Which lines in the items below contain the string "timeline"? Pull out each of them in full, treating uppercase and lowercase as different.
>> begin Given entries
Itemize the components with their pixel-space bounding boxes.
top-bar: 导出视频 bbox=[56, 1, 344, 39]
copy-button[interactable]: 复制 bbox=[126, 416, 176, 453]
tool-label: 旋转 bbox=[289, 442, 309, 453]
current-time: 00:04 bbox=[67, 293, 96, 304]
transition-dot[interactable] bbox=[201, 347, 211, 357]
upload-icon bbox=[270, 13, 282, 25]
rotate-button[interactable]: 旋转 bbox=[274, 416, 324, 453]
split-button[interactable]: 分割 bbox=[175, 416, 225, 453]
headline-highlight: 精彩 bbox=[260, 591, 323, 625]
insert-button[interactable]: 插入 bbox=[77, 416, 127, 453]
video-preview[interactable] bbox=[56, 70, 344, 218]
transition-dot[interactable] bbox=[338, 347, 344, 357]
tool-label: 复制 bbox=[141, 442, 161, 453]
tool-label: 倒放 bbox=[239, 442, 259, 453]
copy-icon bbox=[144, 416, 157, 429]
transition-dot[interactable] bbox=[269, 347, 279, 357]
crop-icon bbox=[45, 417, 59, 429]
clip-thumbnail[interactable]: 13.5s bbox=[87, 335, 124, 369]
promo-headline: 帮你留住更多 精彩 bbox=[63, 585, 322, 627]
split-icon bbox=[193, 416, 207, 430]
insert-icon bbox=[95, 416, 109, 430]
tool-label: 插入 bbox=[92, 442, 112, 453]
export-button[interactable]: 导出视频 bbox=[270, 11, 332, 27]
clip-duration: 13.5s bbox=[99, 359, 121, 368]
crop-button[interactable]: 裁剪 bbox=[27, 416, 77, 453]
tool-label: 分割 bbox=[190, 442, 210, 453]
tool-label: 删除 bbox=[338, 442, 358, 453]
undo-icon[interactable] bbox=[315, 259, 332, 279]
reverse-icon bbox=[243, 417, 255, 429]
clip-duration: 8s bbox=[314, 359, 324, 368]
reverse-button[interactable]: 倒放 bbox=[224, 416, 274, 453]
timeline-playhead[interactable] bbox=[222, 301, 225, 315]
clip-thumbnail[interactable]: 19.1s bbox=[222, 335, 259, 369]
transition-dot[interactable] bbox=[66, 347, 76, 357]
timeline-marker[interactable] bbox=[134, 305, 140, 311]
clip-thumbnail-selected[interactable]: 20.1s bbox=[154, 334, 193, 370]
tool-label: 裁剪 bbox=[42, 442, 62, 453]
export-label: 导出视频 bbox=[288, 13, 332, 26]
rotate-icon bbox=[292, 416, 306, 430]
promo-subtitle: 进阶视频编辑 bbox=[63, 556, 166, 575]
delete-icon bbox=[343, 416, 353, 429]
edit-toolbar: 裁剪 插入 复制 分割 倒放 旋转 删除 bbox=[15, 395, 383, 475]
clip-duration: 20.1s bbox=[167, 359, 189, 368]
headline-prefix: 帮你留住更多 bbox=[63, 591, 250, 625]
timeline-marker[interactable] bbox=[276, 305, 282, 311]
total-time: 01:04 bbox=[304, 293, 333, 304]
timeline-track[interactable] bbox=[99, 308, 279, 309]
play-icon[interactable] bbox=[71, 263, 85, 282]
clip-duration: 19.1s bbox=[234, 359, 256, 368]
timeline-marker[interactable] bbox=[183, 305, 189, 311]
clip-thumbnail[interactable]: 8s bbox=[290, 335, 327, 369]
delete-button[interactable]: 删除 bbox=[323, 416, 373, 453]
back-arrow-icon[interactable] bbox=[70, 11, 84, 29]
>> end Given entries
* **Answer in full**
timeline-playhead[interactable] bbox=[222, 301, 225, 315]
timeline-marker[interactable] bbox=[134, 305, 140, 311]
timeline-marker[interactable] bbox=[276, 305, 282, 311]
timeline-track[interactable] bbox=[99, 308, 279, 309]
timeline-marker[interactable] bbox=[183, 305, 189, 311]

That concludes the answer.